Saved entries
= = = =

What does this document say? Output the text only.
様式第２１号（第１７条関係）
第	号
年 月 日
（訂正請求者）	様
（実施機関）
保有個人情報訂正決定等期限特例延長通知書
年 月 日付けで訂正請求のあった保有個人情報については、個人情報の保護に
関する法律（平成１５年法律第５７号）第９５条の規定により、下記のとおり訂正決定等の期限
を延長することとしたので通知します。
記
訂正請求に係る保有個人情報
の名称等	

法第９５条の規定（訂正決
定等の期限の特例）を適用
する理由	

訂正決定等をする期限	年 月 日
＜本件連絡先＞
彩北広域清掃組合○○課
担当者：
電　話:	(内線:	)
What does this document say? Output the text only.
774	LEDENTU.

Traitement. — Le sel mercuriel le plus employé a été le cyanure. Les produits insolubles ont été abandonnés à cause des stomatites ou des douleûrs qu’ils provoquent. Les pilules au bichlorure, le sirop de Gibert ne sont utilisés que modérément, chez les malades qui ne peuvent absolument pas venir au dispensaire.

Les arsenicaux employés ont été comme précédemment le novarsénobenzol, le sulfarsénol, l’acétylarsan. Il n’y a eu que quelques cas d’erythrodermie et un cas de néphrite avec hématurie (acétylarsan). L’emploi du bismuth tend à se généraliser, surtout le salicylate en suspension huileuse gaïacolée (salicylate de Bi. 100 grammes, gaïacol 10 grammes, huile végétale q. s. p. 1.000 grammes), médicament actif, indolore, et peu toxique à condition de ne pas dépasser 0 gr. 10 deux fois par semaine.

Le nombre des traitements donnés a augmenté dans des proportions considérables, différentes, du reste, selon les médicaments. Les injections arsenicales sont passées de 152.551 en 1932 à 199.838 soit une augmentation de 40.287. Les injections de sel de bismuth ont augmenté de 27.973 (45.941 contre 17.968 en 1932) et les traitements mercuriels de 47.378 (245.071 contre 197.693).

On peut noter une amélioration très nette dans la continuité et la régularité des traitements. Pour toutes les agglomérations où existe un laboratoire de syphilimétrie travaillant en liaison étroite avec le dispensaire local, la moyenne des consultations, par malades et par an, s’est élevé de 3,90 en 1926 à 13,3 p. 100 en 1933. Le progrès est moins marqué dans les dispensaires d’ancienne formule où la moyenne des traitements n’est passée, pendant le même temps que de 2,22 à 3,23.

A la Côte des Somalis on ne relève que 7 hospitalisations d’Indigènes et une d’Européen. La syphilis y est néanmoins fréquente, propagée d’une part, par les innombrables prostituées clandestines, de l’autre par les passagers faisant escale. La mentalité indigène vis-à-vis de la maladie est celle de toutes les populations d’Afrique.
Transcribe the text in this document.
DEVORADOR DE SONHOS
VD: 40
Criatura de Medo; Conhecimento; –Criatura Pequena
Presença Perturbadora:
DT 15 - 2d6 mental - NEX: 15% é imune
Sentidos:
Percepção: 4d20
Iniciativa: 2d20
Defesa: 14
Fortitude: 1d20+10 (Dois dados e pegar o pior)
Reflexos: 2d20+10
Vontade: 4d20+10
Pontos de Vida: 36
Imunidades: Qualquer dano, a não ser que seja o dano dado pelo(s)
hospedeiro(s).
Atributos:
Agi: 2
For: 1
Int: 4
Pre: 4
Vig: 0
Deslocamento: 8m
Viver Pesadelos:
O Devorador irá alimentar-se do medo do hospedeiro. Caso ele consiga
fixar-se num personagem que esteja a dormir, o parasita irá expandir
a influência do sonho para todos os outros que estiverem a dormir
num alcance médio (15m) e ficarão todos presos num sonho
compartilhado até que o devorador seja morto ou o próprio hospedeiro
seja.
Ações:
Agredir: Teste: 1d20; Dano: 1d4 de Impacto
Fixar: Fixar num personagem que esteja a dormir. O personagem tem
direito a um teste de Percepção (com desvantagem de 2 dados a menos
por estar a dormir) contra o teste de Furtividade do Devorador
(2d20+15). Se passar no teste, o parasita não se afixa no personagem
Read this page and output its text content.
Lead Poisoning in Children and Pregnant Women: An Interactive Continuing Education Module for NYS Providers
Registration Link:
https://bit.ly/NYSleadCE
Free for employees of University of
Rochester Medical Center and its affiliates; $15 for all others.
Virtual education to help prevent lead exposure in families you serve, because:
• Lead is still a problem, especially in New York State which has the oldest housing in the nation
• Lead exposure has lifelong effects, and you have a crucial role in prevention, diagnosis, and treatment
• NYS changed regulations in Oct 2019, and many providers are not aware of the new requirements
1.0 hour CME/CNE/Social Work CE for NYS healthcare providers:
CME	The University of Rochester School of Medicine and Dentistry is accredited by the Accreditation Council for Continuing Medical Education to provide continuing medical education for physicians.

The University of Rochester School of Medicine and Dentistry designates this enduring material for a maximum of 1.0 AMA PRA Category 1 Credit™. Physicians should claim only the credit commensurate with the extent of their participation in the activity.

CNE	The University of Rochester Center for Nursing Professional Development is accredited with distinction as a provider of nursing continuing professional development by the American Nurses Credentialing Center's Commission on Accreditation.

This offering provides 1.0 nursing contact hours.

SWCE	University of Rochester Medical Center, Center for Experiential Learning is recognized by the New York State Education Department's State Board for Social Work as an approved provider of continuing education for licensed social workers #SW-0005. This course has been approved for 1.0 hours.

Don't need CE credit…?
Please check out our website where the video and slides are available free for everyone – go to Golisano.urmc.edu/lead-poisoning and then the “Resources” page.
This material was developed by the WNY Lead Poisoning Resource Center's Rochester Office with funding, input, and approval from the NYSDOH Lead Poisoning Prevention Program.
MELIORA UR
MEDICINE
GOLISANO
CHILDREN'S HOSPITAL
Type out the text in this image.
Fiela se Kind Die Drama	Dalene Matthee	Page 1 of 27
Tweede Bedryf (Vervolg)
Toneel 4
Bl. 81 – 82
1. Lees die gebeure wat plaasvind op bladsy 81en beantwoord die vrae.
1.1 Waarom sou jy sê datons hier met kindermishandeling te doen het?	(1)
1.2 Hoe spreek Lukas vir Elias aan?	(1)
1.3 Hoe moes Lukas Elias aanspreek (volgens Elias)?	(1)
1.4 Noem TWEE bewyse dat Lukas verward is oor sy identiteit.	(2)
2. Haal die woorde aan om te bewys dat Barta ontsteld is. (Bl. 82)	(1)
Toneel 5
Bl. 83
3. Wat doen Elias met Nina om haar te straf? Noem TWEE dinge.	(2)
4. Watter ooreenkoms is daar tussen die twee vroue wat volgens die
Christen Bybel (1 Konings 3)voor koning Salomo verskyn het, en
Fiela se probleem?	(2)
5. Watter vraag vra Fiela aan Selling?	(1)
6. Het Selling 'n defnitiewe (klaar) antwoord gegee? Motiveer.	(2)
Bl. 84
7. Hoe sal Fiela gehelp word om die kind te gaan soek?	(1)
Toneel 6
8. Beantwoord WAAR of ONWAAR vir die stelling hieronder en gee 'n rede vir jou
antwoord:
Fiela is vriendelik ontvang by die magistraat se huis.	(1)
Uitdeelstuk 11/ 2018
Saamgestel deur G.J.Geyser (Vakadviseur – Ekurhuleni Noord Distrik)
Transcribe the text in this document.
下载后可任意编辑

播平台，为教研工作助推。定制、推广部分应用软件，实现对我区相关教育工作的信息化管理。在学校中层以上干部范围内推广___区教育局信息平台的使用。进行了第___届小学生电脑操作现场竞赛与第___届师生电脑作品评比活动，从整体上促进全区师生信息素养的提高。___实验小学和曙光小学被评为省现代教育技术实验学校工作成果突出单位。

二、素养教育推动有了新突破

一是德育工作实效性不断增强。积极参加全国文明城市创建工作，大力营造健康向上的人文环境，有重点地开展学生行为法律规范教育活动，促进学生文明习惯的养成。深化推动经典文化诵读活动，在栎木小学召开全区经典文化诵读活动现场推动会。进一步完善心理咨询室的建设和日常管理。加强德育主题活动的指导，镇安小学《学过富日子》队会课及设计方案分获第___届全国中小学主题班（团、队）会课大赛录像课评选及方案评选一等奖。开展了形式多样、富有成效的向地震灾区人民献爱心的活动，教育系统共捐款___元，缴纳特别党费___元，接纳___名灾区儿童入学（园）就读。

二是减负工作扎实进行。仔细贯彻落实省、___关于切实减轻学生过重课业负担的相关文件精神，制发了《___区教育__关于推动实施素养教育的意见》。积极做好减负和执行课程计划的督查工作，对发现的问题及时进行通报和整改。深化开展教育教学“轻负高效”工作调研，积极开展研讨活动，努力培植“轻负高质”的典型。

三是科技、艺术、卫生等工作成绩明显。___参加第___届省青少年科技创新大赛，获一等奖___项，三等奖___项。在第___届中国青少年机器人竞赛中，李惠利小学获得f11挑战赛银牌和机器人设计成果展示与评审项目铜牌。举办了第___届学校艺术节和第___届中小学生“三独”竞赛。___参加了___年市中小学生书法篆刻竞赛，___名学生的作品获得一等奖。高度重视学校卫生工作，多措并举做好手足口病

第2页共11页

= = = =

◆ BRIEF
Among the lines of the data, identify those with the word "Selling". Copy each of them.

◆ FINAL RESULT
5. Watter vraag vra Fiela aan Selling?	(1)
6. Het Selling 'n defnitiewe (klaar) antwoord gegee? Motiveer.	(2)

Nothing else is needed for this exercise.